▸ YOUR TASK
Whenever a line contains the string "Hautaneten", copy it out of the entries.

▸ RECORDS FOR THIS EXERCISE

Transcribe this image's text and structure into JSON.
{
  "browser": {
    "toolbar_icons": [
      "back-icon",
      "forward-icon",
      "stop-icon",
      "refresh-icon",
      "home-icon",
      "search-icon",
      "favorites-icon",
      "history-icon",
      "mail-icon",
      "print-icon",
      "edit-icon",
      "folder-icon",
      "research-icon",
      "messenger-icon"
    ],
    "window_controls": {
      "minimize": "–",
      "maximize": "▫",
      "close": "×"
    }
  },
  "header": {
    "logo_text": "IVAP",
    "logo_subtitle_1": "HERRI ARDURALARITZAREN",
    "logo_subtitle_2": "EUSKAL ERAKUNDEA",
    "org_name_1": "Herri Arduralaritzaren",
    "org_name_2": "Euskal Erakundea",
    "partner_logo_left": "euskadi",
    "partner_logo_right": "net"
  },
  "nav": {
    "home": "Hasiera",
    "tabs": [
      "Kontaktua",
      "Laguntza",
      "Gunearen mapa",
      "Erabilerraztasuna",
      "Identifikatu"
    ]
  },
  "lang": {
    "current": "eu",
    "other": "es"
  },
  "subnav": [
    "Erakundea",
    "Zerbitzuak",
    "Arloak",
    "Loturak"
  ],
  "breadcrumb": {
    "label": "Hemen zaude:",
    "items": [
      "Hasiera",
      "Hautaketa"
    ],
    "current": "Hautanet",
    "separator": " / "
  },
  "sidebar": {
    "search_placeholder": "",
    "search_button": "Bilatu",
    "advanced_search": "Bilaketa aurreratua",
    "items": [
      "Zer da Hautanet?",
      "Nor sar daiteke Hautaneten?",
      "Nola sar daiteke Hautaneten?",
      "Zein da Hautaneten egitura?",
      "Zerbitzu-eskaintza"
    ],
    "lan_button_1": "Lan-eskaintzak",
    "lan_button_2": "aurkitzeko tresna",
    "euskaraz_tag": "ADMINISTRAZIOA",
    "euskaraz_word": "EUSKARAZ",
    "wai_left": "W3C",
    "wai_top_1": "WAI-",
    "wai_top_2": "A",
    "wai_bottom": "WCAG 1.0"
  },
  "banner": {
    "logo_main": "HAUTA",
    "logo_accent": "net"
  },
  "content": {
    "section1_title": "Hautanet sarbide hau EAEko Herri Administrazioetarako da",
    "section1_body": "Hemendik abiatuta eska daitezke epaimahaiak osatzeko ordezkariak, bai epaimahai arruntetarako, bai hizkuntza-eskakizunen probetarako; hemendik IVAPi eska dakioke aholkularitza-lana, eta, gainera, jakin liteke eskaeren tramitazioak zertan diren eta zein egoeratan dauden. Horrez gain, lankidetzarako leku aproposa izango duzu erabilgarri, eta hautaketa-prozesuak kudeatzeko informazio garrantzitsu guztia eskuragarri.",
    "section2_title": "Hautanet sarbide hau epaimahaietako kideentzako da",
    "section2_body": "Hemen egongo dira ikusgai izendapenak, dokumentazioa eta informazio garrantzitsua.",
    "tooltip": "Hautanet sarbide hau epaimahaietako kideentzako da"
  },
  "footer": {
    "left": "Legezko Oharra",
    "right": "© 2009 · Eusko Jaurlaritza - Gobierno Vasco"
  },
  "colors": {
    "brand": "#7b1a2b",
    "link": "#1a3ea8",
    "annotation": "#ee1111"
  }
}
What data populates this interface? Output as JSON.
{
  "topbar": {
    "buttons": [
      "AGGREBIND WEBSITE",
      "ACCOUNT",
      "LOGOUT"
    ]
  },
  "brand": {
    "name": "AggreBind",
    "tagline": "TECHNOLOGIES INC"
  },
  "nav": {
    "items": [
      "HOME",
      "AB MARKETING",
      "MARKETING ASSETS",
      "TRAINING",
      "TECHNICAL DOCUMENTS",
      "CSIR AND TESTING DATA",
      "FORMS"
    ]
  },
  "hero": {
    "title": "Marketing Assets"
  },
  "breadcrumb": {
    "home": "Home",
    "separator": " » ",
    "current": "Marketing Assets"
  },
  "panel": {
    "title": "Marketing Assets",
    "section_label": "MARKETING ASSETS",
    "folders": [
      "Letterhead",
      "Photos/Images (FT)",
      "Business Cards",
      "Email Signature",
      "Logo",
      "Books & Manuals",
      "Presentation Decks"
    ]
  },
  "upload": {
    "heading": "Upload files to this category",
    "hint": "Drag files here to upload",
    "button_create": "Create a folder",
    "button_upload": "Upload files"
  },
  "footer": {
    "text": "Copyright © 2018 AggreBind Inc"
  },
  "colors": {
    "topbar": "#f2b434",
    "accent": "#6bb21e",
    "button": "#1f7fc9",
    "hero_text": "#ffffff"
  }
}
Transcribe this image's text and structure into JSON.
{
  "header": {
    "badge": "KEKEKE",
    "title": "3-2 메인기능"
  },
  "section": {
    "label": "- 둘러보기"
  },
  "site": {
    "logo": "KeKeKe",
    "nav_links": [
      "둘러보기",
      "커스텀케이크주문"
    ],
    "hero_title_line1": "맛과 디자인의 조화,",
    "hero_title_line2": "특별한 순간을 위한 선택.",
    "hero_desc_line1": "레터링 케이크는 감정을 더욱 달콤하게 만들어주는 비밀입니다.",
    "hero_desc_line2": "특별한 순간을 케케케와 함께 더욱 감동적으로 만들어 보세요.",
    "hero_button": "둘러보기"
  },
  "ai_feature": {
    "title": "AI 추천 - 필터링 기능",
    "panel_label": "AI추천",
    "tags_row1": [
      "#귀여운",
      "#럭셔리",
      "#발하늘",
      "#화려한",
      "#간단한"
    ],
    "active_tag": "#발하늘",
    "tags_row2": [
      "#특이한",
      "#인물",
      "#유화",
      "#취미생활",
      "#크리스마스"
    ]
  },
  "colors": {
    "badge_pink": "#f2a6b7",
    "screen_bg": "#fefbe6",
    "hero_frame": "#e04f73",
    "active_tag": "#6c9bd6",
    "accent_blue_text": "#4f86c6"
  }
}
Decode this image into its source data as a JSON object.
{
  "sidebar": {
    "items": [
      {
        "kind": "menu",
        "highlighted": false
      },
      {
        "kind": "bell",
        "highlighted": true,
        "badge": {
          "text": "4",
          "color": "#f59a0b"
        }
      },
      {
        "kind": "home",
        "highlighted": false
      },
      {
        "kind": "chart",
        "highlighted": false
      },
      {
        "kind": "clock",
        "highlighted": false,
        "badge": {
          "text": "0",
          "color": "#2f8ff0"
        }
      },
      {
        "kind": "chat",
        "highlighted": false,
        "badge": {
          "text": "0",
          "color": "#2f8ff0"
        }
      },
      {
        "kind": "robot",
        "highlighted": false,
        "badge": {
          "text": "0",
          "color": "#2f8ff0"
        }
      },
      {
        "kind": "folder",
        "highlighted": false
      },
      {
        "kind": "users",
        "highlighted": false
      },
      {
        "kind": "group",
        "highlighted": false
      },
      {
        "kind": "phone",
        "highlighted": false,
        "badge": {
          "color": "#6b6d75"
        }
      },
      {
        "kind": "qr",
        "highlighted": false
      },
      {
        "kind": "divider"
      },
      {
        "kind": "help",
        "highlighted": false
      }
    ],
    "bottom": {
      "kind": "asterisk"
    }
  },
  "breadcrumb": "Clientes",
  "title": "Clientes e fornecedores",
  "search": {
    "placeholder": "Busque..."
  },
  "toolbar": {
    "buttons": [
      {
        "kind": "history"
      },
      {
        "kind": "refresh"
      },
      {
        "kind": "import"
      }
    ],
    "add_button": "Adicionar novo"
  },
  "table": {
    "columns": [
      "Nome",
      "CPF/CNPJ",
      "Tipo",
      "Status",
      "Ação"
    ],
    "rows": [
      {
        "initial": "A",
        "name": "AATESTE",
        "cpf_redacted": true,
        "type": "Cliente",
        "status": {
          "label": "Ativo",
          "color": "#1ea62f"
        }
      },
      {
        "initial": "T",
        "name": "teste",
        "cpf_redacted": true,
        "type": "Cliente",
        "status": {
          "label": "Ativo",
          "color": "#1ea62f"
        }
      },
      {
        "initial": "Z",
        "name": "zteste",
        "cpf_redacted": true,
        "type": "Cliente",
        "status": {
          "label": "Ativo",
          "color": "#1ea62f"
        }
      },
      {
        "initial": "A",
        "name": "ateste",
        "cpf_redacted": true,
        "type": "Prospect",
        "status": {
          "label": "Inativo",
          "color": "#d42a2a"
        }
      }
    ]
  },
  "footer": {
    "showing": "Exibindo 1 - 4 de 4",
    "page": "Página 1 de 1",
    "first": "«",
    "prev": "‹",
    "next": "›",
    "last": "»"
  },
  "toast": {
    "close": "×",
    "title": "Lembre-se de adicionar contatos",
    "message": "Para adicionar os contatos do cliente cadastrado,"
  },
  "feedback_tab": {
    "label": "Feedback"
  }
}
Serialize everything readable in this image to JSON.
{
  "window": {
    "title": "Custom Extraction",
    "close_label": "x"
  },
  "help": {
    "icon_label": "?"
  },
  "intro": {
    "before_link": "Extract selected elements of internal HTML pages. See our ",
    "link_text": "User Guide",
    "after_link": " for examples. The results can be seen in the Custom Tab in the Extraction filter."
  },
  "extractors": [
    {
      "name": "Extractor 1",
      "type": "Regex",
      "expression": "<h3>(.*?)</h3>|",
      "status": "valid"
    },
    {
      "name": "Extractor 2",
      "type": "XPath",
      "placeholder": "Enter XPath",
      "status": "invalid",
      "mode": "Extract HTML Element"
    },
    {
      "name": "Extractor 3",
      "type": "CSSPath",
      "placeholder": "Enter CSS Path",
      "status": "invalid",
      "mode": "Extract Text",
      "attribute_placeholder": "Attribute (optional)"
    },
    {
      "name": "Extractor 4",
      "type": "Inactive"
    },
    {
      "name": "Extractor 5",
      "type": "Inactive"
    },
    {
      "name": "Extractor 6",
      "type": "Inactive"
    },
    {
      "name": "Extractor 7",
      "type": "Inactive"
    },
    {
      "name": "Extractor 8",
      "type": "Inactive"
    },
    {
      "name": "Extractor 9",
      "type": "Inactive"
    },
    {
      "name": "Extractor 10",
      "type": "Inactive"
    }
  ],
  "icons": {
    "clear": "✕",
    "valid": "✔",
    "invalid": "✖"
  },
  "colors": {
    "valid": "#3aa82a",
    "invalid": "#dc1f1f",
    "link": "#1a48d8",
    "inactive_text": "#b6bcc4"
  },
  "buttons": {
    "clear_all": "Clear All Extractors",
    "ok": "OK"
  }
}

▸ WRITTEN SOLUTION
      "Nor sar daiteke Hautaneten?",
      "Nola sar daiteke Hautaneten?",
      "Zein da Hautaneten egitura?",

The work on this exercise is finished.